**WHAT THIS TASK INVOLVES:** From the listing below, extract each line containing the string "content".

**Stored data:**
--

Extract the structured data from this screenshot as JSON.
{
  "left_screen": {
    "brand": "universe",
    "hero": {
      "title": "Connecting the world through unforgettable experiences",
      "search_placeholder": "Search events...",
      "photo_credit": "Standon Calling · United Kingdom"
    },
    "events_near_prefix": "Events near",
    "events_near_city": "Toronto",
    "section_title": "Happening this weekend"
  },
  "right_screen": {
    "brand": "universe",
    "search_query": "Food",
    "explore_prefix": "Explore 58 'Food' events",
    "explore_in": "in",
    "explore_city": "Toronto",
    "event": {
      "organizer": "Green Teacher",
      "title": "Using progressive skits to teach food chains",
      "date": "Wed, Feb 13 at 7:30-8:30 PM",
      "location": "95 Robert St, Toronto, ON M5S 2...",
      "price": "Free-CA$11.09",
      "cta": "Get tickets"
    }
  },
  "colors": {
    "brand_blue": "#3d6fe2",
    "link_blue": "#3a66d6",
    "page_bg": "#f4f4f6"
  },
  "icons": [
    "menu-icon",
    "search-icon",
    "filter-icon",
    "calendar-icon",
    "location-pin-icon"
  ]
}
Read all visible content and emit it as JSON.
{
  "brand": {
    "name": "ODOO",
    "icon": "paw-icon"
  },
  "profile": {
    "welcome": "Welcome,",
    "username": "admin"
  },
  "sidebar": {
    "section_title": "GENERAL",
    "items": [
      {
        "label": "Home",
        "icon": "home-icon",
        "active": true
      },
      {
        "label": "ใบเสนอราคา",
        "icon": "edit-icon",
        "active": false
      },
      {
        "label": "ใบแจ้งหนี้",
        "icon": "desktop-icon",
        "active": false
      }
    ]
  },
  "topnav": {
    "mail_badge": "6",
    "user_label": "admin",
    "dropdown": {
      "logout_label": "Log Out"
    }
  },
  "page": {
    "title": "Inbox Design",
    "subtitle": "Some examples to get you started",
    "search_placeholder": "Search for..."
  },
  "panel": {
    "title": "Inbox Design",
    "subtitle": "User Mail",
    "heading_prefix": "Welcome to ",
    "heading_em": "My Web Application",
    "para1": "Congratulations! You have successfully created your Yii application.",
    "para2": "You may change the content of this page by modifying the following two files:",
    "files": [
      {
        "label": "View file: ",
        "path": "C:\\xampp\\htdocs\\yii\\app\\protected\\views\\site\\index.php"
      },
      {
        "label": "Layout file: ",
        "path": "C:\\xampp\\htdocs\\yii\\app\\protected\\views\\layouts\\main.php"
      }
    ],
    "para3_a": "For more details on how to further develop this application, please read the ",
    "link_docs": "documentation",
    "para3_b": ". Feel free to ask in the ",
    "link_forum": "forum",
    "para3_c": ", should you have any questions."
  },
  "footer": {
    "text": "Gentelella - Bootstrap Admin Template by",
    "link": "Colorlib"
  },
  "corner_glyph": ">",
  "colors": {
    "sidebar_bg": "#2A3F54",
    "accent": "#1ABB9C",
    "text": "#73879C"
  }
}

--

**CORRECT OUTPUT:**
Read all visible content and emit it as JSON.
    "para2": "You may change the content of this page by modifying the following two files:",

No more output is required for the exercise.